=== Goal of the exercise ===
Here are some records. Copy each one exactly.

-------- Listed entries --------

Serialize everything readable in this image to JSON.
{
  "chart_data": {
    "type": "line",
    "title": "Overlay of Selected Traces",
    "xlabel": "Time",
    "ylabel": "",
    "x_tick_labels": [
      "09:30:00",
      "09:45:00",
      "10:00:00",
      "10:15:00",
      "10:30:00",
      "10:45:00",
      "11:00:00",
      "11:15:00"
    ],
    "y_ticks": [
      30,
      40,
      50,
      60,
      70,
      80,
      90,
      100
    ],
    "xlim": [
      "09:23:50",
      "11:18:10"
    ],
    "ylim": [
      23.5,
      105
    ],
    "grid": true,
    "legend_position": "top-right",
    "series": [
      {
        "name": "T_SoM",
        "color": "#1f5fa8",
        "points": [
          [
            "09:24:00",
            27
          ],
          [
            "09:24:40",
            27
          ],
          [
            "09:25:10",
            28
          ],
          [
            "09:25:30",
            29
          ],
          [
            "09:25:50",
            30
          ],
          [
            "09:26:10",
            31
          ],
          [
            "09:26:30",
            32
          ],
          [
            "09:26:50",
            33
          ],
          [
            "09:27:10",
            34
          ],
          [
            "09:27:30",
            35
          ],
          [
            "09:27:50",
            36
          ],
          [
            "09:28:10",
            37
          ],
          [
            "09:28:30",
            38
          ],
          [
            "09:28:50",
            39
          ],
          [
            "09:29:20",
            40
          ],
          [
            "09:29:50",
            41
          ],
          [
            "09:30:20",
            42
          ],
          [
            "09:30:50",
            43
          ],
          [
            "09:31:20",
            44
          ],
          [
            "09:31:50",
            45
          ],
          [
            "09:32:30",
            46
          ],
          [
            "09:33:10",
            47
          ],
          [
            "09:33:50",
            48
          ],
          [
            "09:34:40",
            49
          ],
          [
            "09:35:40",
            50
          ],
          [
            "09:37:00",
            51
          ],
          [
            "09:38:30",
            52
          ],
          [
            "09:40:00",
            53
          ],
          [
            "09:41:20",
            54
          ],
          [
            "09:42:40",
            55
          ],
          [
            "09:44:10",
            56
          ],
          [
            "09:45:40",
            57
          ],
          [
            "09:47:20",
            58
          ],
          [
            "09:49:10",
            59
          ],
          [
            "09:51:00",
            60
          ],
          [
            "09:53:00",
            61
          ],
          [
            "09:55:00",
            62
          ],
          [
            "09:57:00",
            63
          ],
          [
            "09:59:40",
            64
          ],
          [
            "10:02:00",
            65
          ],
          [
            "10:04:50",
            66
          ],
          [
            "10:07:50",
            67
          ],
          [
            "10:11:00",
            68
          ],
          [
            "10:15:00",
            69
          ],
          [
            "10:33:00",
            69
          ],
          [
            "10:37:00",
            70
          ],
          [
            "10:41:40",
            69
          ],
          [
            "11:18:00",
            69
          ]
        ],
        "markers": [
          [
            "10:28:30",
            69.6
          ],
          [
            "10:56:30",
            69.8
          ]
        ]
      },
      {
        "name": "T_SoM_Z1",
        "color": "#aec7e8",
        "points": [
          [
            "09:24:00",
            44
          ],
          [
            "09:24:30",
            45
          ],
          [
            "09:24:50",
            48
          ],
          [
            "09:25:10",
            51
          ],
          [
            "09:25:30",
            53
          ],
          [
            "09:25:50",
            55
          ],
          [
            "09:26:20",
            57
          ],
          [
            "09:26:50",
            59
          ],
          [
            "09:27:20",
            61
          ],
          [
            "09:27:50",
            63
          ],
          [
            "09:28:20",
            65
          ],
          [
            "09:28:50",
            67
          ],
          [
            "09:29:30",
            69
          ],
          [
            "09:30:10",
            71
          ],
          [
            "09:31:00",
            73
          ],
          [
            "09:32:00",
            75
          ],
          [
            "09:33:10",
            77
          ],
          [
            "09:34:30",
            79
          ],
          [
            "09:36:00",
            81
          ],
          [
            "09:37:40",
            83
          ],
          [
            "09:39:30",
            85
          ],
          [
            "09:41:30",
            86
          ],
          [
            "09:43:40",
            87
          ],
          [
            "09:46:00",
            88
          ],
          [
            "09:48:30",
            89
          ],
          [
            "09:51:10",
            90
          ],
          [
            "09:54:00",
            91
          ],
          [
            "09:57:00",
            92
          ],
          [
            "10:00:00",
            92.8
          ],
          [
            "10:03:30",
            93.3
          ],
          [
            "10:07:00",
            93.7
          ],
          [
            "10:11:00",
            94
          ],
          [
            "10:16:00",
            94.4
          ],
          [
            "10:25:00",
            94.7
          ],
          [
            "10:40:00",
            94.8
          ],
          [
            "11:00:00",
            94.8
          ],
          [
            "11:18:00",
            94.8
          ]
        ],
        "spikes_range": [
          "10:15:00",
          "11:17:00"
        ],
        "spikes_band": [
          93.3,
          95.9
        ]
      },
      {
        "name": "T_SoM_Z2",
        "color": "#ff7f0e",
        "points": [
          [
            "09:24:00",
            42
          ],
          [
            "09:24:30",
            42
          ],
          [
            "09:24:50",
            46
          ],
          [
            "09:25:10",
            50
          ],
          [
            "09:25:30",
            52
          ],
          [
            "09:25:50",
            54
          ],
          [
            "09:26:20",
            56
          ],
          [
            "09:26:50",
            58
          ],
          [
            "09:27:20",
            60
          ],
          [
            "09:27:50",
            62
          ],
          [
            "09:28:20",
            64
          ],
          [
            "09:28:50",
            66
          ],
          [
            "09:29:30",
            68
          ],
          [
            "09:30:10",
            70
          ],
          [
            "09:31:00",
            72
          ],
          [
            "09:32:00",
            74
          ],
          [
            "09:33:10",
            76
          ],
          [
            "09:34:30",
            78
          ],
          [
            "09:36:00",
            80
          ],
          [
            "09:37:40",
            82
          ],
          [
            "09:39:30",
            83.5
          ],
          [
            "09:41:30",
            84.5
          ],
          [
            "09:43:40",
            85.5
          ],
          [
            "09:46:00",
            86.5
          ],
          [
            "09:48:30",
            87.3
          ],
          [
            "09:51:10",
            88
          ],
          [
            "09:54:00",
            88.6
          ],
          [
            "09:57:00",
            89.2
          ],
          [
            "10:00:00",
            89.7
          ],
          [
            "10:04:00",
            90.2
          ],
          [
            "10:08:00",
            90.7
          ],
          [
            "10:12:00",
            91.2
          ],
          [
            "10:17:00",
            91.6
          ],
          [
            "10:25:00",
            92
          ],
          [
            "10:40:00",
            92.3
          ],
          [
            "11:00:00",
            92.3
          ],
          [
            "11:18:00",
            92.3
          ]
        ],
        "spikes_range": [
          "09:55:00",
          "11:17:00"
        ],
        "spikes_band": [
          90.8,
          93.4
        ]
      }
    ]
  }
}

--------

=== Solution to this task ===
Serialize everything readable in this image to JSON.
{
  "chart_data": {
    "type": "line",
    "title": "Overlay of Selected Traces",
    "xlabel": "Time",
    "ylabel": "",
    "x_tick_labels": [
      "09:30:00",
      "09:45:00",
      "10:00:00",
      "10:15:00",
      "10:30:00",
      "10:45:00",
      "11:00:00",
      "11:15:00"
    ],
    "y_ticks": [
      30,
      40,
      50,
      60,
      70,
      80,
      90,
      100
    ],
    "xlim": [
      "09:23:50",
      "11:18:10"
    ],
    "ylim": [
      23.5,
      105
    ],
    "grid": true,
    "legend_position": "top-right",
    "series": [
      {
        "name": "T_SoM",
        "color": "#1f5fa8",
        "points": [
          [
            "09:24:00",
            27
          ],
          [
            "09:24:40",
            27
          ],
          [
            "09:25:10",
            28
          ],
          [
            "09:25:30",
            29
          ],
          [
            "09:25:50",
            30
          ],
          [
            "09:26:10",
            31
          ],
          [
            "09:26:30",
            32
          ],
          [
            "09:26:50",
            33
          ],
          [
            "09:27:10",
            34
          ],
          [
            "09:27:30",
            35
          ],
          [
            "09:27:50",
            36
          ],
          [
            "09:28:10",
            37
          ],
          [
            "09:28:30",
            38
          ],
          [
            "09:28:50",
            39
          ],
          [
            "09:29:20",
            40
          ],
          [
            "09:29:50",
            41
          ],
          [
            "09:30:20",
            42
          ],
          [
            "09:30:50",
            43
          ],
          [
            "09:31:20",
            44
          ],
          [
            "09:31:50",
            45
          ],
          [
            "09:32:30",
            46
          ],
          [
            "09:33:10",
            47
          ],
          [
            "09:33:50",
            48
          ],
          [
            "09:34:40",
            49
          ],
          [
            "09:35:40",
            50
          ],
          [
            "09:37:00",
            51
          ],
          [
            "09:38:30",
            52
          ],
          [
            "09:40:00",
            53
          ],
          [
            "09:41:20",
            54
          ],
          [
            "09:42:40",
            55
          ],
          [
            "09:44:10",
            56
          ],
          [
            "09:45:40",
            57
          ],
          [
            "09:47:20",
            58
          ],
          [
            "09:49:10",
            59
          ],
          [
            "09:51:00",
            60
          ],
          [
            "09:53:00",
            61
          ],
          [
            "09:55:00",
            62
          ],
          [
            "09:57:00",
            63
          ],
          [
            "09:59:40",
            64
          ],
          [
            "10:02:00",
            65
          ],
          [
            "10:04:50",
            66
          ],
          [
            "10:07:50",
            67
          ],
          [
            "10:11:00",
            68
          ],
          [
            "10:15:00",
            69
          ],
          [
            "10:33:00",
            69
          ],
          [
            "10:37:00",
            70
          ],
          [
            "10:41:40",
            69
          ],
          [
            "11:18:00",
            69
          ]
        ],
        "markers": [
          [
            "10:28:30",
            69.6
          ],
          [
            "10:56:30",
            69.8
          ]
        ]
      },
      {
        "name": "T_SoM_Z1",
        "color": "#aec7e8",
        "points": [
          [
            "09:24:00",
            44
          ],
          [
            "09:24:30",
            45
          ],
          [
            "09:24:50",
            48
          ],
          [
            "09:25:10",
            51
          ],
          [
            "09:25:30",
            53
          ],
          [
            "09:25:50",
            55
          ],
          [
            "09:26:20",
            57
          ],
          [
            "09:26:50",
            59
          ],
          [
            "09:27:20",
            61
          ],
          [
            "09:27:50",
            63
          ],
          [
            "09:28:20",
            65
          ],
          [
            "09:28:50",
            67
          ],
          [
            "09:29:30",
            69
          ],
          [
            "09:30:10",
            71
          ],
          [
            "09:31:00",
            73
          ],
          [
            "09:32:00",
            75
          ],
          [
            "09:33:10",
            77
          ],
          [
            "09:34:30",
            79
          ],
          [
            "09:36:00",
            81
          ],
          [
            "09:37:40",
            83
          ],
          [
            "09:39:30",
            85
          ],
          [
            "09:41:30",
            86
          ],
          [
            "09:43:40",
            87
          ],
          [
            "09:46:00",
            88
          ],
          [
            "09:48:30",
            89
          ],
          [
            "09:51:10",
            90
          ],
          [
            "09:54:00",
            91
          ],
          [
            "09:57:00",
            92
          ],
          [
            "10:00:00",
            92.8
          ],
          [
            "10:03:30",
            93.3
          ],
          [
            "10:07:00",
            93.7
          ],
          [
            "10:11:00",
            94
          ],
          [
            "10:16:00",
            94.4
          ],
          [
            "10:25:00",
            94.7
          ],
          [
            "10:40:00",
            94.8
          ],
          [
            "11:00:00",
            94.8
          ],
          [
            "11:18:00",
            94.8
          ]
        ],
        "spikes_range": [
          "10:15:00",
          "11:17:00"
        ],
        "spikes_band": [
          93.3,
          95.9
        ]
      },
      {
        "name": "T_SoM_Z2",
        "color": "#ff7f0e",
        "points": [
          [
            "09:24:00",
            42
          ],
          [
            "09:24:30",
            42
          ],
          [
            "09:24:50",
            46
          ],
          [
            "09:25:10",
            50
          ],
          [
            "09:25:30",
            52
          ],
          [
            "09:25:50",
            54
          ],
          [
            "09:26:20",
            56
          ],
          [
            "09:26:50",
            58
          ],
          [
            "09:27:20",
            60
          ],
          [
            "09:27:50",
            62
          ],
          [
            "09:28:20",
            64
          ],
          [
            "09:28:50",
            66
          ],
          [
            "09:29:30",
            68
          ],
          [
            "09:30:10",
            70
          ],
          [
            "09:31:00",
            72
          ],
          [
            "09:32:00",
            74
          ],
          [
            "09:33:10",
            76
          ],
          [
            "09:34:30",
            78
          ],
          [
            "09:36:00",
            80
          ],
          [
            "09:37:40",
            82
          ],
          [
            "09:39:30",
            83.5
          ],
          [
            "09:41:30",
            84.5
          ],
          [
            "09:43:40",
            85.5
          ],
          [
            "09:46:00",
            86.5
          ],
          [
            "09:48:30",
            87.3
          ],
          [
            "09:51:10",
            88
          ],
          [
            "09:54:00",
            88.6
          ],
          [
            "09:57:00",
            89.2
          ],
          [
            "10:00:00",
            89.7
          ],
          [
            "10:04:00",
            90.2
          ],
          [
            "10:08:00",
            90.7
          ],
          [
            "10:12:00",
            91.2
          ],
          [
            "10:17:00",
            91.6
          ],
          [
            "10:25:00",
            92
          ],
          [
            "10:40:00",
            92.3
          ],
          [
            "11:00:00",
            92.3
          ],
          [
            "11:18:00",
            92.3
          ]
        ],
        "spikes_range": [
          "09:55:00",
          "11:17:00"
        ],
        "spikes_band": [
          90.8,
          93.4
        ]
      }
    ]
  }
}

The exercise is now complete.